◆ **Challenge 1**
According to the passage about hair color, since what age has the writer been coloring their hair?

◆ **Passage given**

It is that time of year when days are shorter and gray days out number that of sunny days, and that is applicable to many things, some days my temper is shorter, my patience, and often my mood is more gray. I hate to think I have seasonal disorder as I actually do not dislike that the days are shorter or more gray, but obviously it does play a factor into my daily life. But that is not the shorter or grayer that I am here to chat about today. Today I am here to chat about going shorter and grey AGAIN!

A couple of years ago I shared cutting all my hair off and going all natural ( and not for the first time in my life) and embracing it and loving the ease and never having to color again. That rarely lasts with me. Each time I tell myself all that and even last time I honestly think I believed it and flaunted my silver, till one day I dyed my hair, just in the fringe with a bit of pink, just for fun. Before I knew it I was doing my whole head in shades of purple....it was a hit with my fans, friends and family. I eventually decided over the summer to go more fuchsia and shades of deep ruby pink, but it began to become a really hassle to keep it looking fresh...and would fade to an ugly tone that made me just want to cringe. Then I discovered Overtone conditioner and I thought that would help, but no luck, not by fault of the product, just my hair, so on a whim I decided to go over it with a deep blue black....OMGoodness it looked amazing and I felt snazzy, and the compliments came flying. But it faded VERY quick and that sickly pinkish brown came through, so I decided to go over it with GHASP permanent blue black...which it turns out was more black than blue *SIGH* ....so I added more blue via ION brand ( my favorite) in a few shades mixed together...not helping myself, at least as far as I could see, but I did "bleed" blue each time I shampooed more than I had ever done . I ordered Overtone silver and deep blue conditioners hoping to create as my hair grew, a denim shade and blending out the black some, softening it. Before I knew it, my head began to burn, YES BURN! Was it the non stop playing with color? Was it the permanent color ? Or was I suddenly having a reaction to the dye components in the Overtone colored conditioners ( as I did not have any reaction to pink I feel that was the only thing it could be), I did not know, but what I did know was my scalp was on fire, daily, and all day! When it was not burning, it was itching and feeling warm and even hurting.

 Now I do have fibromyalgia and so my head, even my hair does hurt on some level, but my scalp has never itched or burned. Could this be a flair? Or as I stated above did the over use of coloring products do it?  I have never had a reaction to any hair coloring in my past, I have been coloring my hair since I was 12! No matter the reason, I made the decision to go get my hair cut, cutting off my signature "Housewife Flip" last week and I shared this fact and the new haircut on my weekly YouTube video. I did not cut all the hair off, instead choosing to go with an Elizabeth Taylor style choppy pixie cut. it did not really remove all that much color, but I figured it was a start, and hopefully within a few months and before my photo shoot in April when I will be going to Viva Las Vegas, would be a good length and color all gone by then. The hair cut was a hit, but I was not loving that I suddenly had to blow dry, flat iron and work against my cowlicks just to look decent....Ok before you roll your eyes as you all know I used to have to wet and set my hair daily, using curlers and clips, prior to the cut , but I never used heat or at least not often, and as I soon found out was that my hair quickly dried out, my arms due to the fibro and arthritis, holding the blow dryer was difficult and uncomfortable, and then my scalp stayed on fire due to the heat! So here I was, color not gone, skunk stripe emerging, scalp on fire and not really even totally loving my hair. I was no better off.

◆ **Dataset extract**
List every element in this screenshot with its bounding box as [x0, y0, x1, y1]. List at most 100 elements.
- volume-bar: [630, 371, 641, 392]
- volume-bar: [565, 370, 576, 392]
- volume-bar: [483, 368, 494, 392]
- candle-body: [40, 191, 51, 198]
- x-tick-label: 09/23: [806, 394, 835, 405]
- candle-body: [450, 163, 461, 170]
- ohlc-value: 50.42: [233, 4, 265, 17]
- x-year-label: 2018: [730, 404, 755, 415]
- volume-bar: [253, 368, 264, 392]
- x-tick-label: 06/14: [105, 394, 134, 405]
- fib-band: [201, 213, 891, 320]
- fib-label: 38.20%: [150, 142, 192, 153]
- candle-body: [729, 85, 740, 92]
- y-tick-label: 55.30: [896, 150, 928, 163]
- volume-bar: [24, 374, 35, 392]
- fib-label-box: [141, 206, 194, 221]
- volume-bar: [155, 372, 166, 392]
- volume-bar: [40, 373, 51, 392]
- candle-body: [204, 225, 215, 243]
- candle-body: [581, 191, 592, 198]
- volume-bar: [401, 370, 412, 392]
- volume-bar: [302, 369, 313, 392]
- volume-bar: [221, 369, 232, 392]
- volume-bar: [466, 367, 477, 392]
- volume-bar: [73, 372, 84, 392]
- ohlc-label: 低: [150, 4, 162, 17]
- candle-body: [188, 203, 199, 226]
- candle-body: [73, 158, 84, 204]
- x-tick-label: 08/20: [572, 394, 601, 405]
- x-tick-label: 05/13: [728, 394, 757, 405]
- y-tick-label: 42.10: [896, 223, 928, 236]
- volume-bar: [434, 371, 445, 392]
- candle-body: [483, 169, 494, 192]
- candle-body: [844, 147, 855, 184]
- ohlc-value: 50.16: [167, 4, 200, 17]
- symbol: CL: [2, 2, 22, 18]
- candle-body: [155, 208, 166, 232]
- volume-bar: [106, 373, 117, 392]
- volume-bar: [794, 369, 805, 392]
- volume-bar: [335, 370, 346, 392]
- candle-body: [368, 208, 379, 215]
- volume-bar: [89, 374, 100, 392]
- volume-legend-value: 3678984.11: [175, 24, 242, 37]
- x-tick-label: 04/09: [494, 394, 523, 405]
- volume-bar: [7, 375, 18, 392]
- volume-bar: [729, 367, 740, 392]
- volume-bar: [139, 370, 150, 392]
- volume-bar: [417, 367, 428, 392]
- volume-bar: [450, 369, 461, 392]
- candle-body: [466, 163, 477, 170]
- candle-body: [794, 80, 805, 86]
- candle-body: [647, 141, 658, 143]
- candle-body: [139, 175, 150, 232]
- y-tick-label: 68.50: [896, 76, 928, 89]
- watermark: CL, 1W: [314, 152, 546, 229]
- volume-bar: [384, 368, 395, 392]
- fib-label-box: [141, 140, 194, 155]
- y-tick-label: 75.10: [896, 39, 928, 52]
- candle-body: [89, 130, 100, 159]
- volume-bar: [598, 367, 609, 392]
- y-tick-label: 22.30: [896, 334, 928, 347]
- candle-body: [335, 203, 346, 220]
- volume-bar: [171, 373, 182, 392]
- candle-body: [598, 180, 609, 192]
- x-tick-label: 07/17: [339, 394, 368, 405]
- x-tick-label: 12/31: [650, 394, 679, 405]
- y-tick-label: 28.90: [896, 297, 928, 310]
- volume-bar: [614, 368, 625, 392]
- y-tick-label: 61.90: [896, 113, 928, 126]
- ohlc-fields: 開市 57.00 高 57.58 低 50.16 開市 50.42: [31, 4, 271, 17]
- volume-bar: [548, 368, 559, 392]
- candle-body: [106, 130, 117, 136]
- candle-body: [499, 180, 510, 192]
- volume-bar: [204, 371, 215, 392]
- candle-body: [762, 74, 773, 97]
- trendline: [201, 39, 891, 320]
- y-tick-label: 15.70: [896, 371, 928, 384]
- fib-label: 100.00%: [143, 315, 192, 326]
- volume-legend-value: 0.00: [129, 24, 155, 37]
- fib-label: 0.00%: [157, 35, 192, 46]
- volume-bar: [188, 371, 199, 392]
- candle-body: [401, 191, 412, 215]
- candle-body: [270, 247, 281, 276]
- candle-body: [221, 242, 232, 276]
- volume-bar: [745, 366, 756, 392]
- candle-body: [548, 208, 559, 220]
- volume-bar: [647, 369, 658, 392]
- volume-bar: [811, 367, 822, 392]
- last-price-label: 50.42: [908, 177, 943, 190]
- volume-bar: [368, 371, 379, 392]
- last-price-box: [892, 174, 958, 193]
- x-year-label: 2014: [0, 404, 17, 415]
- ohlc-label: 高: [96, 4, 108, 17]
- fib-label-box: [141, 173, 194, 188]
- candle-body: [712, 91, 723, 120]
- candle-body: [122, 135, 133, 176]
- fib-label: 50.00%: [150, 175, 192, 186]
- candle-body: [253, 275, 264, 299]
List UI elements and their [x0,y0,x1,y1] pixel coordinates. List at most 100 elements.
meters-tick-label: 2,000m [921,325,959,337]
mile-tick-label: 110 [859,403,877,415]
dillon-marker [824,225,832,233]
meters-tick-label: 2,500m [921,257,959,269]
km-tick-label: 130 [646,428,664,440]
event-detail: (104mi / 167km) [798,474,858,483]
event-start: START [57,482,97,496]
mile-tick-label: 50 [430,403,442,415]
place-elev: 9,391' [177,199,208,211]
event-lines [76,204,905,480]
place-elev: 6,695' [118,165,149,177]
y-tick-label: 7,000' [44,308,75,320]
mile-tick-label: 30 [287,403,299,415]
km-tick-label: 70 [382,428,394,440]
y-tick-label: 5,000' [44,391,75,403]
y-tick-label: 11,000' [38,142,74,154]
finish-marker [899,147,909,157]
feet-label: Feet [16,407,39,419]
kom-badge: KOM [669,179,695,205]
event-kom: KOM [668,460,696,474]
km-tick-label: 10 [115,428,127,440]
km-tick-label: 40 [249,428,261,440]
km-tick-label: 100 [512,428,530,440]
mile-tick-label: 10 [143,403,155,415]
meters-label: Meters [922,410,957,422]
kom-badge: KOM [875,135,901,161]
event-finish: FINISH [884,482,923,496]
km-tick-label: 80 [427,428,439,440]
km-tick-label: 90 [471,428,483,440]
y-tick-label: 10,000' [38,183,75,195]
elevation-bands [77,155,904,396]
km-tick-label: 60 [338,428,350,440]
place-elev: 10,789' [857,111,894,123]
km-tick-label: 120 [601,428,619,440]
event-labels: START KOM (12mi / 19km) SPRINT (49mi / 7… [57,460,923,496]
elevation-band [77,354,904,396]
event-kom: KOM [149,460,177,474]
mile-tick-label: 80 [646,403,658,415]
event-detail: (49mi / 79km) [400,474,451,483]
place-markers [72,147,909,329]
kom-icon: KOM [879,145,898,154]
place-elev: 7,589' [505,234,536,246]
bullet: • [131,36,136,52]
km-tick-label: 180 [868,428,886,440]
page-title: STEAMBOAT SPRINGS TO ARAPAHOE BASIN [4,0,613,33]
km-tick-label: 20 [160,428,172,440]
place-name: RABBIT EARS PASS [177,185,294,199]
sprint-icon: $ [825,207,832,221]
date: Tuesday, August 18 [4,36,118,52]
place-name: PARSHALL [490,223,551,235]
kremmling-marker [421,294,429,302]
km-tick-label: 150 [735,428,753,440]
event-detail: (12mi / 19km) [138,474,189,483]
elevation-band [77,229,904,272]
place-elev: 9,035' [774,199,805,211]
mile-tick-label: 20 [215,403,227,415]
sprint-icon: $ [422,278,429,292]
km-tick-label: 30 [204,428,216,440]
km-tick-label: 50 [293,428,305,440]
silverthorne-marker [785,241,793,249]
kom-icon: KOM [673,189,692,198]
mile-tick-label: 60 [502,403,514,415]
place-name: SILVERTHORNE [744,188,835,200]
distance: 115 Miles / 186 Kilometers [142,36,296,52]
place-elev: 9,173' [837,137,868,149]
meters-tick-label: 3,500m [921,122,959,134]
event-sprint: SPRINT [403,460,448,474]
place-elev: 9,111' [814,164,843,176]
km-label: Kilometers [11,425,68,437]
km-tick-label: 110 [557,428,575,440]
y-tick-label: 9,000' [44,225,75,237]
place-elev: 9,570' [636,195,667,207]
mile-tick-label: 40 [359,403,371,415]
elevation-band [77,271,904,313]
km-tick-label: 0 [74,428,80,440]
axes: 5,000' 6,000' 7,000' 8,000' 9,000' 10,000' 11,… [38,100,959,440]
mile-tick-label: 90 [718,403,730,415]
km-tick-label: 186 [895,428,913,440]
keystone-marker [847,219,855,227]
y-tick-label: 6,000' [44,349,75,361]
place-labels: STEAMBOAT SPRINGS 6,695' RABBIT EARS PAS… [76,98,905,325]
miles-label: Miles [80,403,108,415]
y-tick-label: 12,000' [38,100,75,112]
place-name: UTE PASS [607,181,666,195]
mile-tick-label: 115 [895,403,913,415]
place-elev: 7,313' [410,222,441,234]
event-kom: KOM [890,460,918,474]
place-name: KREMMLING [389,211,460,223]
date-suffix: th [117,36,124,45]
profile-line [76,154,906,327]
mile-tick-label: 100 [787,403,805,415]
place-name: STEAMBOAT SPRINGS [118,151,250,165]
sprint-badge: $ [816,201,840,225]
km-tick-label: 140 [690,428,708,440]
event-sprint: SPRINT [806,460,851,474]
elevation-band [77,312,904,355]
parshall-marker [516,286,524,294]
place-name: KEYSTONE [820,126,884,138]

◆ **Challenge 2**
Arrange the rows as a numbered list, from the first line of the rows through the line containing "- fib-band: [201, 213, 891, 320]", both included, leaving out any blank lines.

◆ **Response 1**
Since the age of 12.

◆ **Response 2**
1. List every element in this screenshot with its bounding box as [x0, y0, x1, y1]. List at most 100 elements.
2. - volume-bar: [630, 371, 641, 392]
3. - volume-bar: [565, 370, 576, 392]
4. - volume-bar: [483, 368, 494, 392]
5. - candle-body: [40, 191, 51, 198]
6. - x-tick-label: 09/23: [806, 394, 835, 405]
7. - candle-body: [450, 163, 461, 170]
8. - ohlc-value: 50.42: [233, 4, 265, 17]
9. - x-year-label: 2018: [730, 404, 755, 415]
10. - volume-bar: [253, 368, 264, 392]
11. - x-tick-label: 06/14: [105, 394, 134, 405]
12. - fib-band: [201, 213, 891, 320]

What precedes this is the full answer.